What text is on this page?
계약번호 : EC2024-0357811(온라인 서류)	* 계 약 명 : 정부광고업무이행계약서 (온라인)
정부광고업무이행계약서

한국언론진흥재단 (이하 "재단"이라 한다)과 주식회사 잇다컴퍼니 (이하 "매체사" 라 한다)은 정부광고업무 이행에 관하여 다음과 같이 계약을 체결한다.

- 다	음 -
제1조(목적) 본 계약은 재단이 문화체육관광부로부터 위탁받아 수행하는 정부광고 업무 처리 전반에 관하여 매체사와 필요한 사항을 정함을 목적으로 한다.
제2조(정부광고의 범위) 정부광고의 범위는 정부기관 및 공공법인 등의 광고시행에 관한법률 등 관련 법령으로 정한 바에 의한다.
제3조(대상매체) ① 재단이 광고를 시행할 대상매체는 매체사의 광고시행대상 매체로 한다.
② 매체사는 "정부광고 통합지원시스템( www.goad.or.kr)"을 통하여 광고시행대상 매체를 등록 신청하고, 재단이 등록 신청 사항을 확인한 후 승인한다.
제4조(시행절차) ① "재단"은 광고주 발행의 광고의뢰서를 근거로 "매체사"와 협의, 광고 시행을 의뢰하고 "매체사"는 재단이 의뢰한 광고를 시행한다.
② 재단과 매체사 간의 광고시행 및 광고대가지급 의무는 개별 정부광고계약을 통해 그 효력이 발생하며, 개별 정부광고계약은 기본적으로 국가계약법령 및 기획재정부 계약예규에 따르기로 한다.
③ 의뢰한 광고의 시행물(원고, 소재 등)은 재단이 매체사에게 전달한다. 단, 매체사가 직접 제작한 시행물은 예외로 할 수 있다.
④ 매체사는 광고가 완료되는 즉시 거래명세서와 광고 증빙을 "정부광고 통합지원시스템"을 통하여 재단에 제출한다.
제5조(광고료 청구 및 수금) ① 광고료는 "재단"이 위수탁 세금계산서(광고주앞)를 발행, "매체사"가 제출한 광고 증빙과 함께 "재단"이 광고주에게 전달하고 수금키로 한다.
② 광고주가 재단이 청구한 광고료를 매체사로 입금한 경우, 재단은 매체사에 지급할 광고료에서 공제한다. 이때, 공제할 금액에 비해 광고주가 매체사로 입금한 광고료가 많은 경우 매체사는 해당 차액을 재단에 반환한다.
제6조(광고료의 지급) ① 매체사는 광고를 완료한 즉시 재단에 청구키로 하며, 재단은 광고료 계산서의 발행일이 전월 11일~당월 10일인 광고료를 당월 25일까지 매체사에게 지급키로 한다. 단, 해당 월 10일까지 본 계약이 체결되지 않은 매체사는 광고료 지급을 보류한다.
* * * * * * *
● PROBLEM: In the entries above, locate every line with the word "광고료를" and copy it.

● THE REPLY:
② 광고주가 재단이 청구한 광고료를 매체사로 입금한 경우, 재단은 매체사에 지급할 광고료에서 공제한다. 이때, 공제할 금액에 비해 광고주가 매체사로 입금한 광고료가 많은 경우 매체사는 해당 차액을 재단에 반환한다.
제6조(광고료의 지급) ① 매체사는 광고를 완료한 즉시 재단에 청구키로 하며, 재단은 광고료 계산서의 발행일이 전월 11일~당월 10일인 광고료를 당월 25일까지 매체사에게 지급키로 한다. 단, 해당 월 10일까지 본 계약이 체결되지 않은 매체사는 광고료 지급을 보류한다.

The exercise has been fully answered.